Written request: Your task is to copy the listing exactly, with the pictures left out.

*-*-*

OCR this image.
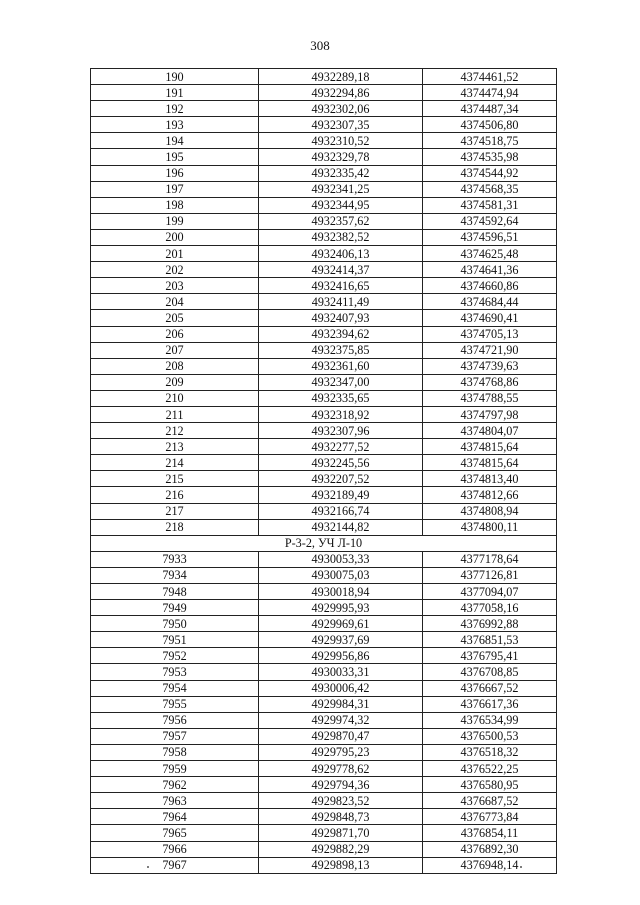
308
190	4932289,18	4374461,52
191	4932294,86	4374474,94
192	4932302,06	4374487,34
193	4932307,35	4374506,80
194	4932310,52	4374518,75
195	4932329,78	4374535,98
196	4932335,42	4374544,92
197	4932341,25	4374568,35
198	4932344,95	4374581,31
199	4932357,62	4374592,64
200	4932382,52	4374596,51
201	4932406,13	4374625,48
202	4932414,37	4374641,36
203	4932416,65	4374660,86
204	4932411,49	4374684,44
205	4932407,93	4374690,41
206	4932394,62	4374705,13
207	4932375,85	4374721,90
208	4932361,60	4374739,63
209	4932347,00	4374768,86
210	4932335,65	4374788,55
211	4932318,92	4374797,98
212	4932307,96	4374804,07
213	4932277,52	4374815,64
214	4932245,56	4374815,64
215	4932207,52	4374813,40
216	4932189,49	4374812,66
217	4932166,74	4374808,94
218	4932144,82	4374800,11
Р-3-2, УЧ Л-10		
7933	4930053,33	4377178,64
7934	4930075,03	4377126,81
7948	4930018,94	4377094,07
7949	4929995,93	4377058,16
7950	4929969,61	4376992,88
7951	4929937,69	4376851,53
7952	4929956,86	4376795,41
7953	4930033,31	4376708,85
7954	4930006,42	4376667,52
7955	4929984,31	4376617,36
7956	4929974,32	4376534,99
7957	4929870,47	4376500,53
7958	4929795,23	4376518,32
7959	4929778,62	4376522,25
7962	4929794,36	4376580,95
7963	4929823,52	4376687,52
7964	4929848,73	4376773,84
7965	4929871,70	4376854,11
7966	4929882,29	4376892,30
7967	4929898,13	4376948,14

*-*-*

Reply to the task:
OCR this image.
308
190	4932289,18	4374461,52
191	4932294,86	4374474,94
192	4932302,06	4374487,34
193	4932307,35	4374506,80
194	4932310,52	4374518,75
195	4932329,78	4374535,98
196	4932335,42	4374544,92
197	4932341,25	4374568,35
198	4932344,95	4374581,31
199	4932357,62	4374592,64
200	4932382,52	4374596,51
201	4932406,13	4374625,48
202	4932414,37	4374641,36
203	4932416,65	4374660,86
204	4932411,49	4374684,44
205	4932407,93	4374690,41
206	4932394,62	4374705,13
207	4932375,85	4374721,90
208	4932361,60	4374739,63
209	4932347,00	4374768,86
210	4932335,65	4374788,55
211	4932318,92	4374797,98
212	4932307,96	4374804,07
213	4932277,52	4374815,64
214	4932245,56	4374815,64
215	4932207,52	4374813,40
216	4932189,49	4374812,66
217	4932166,74	4374808,94
218	4932144,82	4374800,11
Р-3-2, УЧ Л-10		
7933	4930053,33	4377178,64
7934	4930075,03	4377126,81
7948	4930018,94	4377094,07
7949	4929995,93	4377058,16
7950	4929969,61	4376992,88
7951	4929937,69	4376851,53
7952	4929956,86	4376795,41
7953	4930033,31	4376708,85
7954	4930006,42	4376667,52
7955	4929984,31	4376617,36
7956	4929974,32	4376534,99
7957	4929870,47	4376500,53
7958	4929795,23	4376518,32
7959	4929778,62	4376522,25
7962	4929794,36	4376580,95
7963	4929823,52	4376687,52
7964	4929848,73	4376773,84
7965	4929871,70	4376854,11
7966	4929882,29	4376892,30
7967	4929898,13	4376948,14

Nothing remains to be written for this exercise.